▼▼▼

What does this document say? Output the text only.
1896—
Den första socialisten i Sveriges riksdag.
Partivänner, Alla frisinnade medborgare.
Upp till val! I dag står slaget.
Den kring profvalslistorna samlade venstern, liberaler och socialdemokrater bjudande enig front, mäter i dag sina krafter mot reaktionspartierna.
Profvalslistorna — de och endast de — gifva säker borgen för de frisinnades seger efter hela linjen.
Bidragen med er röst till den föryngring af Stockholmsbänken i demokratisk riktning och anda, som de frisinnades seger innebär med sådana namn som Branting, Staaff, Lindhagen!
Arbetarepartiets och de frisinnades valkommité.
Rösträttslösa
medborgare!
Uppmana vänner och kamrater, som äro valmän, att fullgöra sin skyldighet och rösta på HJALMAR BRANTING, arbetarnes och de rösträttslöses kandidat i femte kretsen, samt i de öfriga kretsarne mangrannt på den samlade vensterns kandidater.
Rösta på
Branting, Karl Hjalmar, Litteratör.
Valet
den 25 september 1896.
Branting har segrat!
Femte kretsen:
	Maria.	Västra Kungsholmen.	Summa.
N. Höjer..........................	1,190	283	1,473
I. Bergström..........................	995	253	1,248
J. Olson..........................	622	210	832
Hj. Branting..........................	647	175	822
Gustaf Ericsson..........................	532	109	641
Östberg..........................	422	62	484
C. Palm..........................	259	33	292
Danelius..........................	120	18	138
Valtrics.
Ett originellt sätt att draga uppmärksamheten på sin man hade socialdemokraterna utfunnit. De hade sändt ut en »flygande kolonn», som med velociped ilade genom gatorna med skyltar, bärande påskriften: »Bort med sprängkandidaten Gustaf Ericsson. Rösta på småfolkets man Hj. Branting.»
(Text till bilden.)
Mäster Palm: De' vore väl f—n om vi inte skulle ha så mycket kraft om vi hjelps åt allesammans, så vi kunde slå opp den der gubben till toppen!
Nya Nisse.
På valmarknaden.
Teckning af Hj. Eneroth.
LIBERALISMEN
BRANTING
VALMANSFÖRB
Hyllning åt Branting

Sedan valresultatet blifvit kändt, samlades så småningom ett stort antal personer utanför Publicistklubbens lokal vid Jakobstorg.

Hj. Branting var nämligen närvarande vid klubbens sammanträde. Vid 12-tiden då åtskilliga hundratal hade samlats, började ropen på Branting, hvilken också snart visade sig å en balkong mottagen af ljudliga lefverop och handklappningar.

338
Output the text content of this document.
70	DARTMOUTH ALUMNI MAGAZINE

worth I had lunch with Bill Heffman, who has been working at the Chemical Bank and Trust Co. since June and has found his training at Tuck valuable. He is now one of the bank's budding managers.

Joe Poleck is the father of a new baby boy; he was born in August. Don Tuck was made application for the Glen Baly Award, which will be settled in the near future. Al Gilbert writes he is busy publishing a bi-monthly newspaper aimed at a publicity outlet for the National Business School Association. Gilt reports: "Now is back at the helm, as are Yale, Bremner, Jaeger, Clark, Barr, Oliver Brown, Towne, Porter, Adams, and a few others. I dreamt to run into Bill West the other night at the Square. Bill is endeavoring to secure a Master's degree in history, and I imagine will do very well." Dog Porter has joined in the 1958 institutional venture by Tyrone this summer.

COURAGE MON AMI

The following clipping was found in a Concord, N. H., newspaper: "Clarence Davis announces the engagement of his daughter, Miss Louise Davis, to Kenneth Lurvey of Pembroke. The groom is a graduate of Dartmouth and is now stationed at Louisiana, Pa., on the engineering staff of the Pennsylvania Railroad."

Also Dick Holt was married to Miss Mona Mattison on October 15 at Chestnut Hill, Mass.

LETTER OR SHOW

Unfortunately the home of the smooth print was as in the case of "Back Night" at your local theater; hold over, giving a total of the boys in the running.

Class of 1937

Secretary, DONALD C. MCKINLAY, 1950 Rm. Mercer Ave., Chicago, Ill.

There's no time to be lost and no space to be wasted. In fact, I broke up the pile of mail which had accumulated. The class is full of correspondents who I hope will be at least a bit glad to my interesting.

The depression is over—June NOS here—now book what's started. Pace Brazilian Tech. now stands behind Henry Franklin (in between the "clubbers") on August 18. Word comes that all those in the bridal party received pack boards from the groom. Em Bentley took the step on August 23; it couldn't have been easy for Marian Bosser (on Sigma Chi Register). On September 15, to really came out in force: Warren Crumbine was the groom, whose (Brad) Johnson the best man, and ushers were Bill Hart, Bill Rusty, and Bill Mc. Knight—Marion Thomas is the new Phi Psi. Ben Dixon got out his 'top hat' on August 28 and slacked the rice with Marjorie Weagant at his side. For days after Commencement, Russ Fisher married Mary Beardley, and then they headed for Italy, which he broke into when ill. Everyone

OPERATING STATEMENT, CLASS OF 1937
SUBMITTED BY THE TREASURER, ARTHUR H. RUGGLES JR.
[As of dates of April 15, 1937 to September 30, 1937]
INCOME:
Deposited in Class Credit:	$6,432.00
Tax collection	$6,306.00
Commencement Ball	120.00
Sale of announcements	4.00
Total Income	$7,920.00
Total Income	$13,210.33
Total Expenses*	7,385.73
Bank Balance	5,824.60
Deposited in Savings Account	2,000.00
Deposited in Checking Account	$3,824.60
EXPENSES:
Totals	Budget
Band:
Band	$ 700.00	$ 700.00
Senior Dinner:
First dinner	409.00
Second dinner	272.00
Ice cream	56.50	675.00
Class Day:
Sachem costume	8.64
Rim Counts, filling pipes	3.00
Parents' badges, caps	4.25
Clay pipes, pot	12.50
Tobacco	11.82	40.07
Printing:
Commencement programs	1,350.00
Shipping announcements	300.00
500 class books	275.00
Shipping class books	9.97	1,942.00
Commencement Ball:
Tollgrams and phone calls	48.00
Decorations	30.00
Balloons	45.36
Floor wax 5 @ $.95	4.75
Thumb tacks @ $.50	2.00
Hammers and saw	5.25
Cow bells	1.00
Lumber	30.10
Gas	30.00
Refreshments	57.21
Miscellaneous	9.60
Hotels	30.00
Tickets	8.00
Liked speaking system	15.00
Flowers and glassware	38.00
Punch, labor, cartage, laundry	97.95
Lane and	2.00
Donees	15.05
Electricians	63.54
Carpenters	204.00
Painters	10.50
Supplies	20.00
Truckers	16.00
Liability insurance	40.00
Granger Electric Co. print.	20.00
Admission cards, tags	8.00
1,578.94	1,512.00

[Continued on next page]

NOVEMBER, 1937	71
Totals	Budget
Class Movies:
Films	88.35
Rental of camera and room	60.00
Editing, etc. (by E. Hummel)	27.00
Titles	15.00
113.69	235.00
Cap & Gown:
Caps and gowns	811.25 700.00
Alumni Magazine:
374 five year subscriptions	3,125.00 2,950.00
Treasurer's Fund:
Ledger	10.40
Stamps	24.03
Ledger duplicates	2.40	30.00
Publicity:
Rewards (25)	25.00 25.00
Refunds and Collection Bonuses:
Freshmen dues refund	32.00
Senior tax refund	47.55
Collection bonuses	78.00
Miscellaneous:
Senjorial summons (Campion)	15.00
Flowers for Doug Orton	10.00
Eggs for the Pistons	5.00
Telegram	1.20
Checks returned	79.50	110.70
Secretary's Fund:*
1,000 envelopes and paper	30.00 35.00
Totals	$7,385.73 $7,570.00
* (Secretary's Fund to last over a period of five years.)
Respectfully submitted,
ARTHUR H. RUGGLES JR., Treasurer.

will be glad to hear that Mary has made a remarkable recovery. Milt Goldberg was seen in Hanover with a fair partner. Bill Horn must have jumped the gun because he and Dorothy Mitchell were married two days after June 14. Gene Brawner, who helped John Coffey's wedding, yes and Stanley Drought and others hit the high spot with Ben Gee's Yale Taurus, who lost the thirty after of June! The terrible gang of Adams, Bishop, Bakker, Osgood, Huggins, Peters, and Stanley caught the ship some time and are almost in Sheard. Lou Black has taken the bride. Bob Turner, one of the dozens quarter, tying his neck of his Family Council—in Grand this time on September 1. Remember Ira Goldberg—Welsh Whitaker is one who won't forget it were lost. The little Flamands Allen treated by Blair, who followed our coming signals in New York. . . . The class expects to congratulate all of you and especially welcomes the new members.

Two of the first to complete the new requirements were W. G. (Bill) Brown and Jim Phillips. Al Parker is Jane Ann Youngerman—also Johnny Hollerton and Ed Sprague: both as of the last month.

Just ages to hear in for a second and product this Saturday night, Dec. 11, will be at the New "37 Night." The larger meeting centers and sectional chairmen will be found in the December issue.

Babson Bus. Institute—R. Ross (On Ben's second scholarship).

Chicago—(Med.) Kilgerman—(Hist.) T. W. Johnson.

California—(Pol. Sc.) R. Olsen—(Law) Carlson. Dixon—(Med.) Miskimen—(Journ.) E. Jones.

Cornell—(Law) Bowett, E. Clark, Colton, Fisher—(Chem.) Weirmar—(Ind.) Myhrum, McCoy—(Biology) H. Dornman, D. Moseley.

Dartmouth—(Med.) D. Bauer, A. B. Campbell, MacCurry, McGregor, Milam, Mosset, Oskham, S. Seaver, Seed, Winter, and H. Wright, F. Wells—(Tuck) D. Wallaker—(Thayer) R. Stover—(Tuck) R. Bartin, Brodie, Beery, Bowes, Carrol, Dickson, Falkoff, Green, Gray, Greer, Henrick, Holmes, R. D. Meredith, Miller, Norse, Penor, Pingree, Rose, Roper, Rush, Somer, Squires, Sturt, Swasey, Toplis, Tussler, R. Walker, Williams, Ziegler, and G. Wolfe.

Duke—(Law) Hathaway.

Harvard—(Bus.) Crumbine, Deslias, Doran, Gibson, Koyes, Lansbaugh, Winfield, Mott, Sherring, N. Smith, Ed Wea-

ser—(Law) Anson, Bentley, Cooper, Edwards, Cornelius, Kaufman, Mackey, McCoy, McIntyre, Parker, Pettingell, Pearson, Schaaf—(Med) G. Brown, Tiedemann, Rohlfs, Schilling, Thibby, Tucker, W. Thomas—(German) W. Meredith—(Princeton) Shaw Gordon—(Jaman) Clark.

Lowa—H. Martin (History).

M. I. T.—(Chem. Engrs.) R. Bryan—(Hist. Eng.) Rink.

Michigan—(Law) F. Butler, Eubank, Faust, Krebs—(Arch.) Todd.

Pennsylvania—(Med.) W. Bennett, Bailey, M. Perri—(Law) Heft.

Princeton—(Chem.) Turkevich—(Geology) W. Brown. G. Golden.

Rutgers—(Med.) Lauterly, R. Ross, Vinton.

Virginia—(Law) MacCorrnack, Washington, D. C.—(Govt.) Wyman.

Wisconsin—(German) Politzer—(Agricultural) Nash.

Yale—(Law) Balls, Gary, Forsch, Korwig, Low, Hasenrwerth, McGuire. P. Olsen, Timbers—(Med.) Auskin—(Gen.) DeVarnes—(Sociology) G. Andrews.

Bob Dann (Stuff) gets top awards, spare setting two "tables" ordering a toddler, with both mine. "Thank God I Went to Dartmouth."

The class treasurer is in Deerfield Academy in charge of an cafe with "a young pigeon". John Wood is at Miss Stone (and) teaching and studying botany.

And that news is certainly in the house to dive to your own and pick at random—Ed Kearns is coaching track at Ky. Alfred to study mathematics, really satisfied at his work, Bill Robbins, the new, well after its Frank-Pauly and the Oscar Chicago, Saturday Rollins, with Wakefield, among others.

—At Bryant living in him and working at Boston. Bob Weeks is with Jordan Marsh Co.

▲▲▲

### Work instruction
Of the lines in the data, report each one containing the string "five".

### Output for this exercise
374 five year subscriptions	3,125.00 2,950.00
* (Secretary's Fund to last over a period of five years.)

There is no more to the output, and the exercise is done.